* WORK TO BE COMPLETED:
Read the data and repeat all of it exactly.

* RECORDS TO USE:
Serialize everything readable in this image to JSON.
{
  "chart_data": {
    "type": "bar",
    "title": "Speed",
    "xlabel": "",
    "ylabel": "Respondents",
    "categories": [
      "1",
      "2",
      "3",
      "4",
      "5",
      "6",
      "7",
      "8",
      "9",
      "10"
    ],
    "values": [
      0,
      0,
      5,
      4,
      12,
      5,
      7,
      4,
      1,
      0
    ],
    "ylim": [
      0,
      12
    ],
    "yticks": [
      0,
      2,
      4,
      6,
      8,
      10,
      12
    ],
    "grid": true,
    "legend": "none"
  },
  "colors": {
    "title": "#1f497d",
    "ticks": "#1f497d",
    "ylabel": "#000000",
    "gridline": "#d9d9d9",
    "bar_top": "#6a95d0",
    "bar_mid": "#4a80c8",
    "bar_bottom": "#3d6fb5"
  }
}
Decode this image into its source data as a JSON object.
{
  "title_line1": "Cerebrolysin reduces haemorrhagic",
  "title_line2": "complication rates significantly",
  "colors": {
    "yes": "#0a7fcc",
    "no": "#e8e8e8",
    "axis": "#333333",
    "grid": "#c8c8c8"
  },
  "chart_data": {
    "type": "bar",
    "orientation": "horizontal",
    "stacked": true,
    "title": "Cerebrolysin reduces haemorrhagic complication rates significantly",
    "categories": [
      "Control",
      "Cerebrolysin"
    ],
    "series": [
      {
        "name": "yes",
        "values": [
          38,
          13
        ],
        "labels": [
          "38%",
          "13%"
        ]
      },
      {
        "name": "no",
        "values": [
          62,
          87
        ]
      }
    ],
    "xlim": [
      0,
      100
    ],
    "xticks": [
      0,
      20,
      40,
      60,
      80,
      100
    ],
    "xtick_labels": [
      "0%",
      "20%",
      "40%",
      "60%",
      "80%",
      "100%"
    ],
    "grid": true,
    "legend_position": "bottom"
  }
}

* ANSWER TO THIS TASK:
Serialize everything readable in this image to JSON.
{
  "chart_data": {
    "type": "bar",
    "title": "Speed",
    "xlabel": "",
    "ylabel": "Respondents",
    "categories": [
      "1",
      "2",
      "3",
      "4",
      "5",
      "6",
      "7",
      "8",
      "9",
      "10"
    ],
    "values": [
      0,
      0,
      5,
      4,
      12,
      5,
      7,
      4,
      1,
      0
    ],
    "ylim": [
      0,
      12
    ],
    "yticks": [
      0,
      2,
      4,
      6,
      8,
      10,
      12
    ],
    "grid": true,
    "legend": "none"
  },
  "colors": {
    "title": "#1f497d",
    "ticks": "#1f497d",
    "ylabel": "#000000",
    "gridline": "#d9d9d9",
    "bar_top": "#6a95d0",
    "bar_mid": "#4a80c8",
    "bar_bottom": "#3d6fb5"
  }
}
Decode this image into its source data as a JSON object.
{
  "title_line1": "Cerebrolysin reduces haemorrhagic",
  "title_line2": "complication rates significantly",
  "colors": {
    "yes": "#0a7fcc",
    "no": "#e8e8e8",
    "axis": "#333333",
    "grid": "#c8c8c8"
  },
  "chart_data": {
    "type": "bar",
    "orientation": "horizontal",
    "stacked": true,
    "title": "Cerebrolysin reduces haemorrhagic complication rates significantly",
    "categories": [
      "Control",
      "Cerebrolysin"
    ],
    "series": [
      {
        "name": "yes",
        "values": [
          38,
          13
        ],
        "labels": [
          "38%",
          "13%"
        ]
      },
      {
        "name": "no",
        "values": [
          62,
          87
        ]
      }
    ],
    "xlim": [
      0,
      100
    ],
    "xticks": [
      0,
      20,
      40,
      60,
      80,
      100
    ],
    "xtick_labels": [
      "0%",
      "20%",
      "40%",
      "60%",
      "80%",
      "100%"
    ],
    "grid": true,
    "legend_position": "bottom"
  }
}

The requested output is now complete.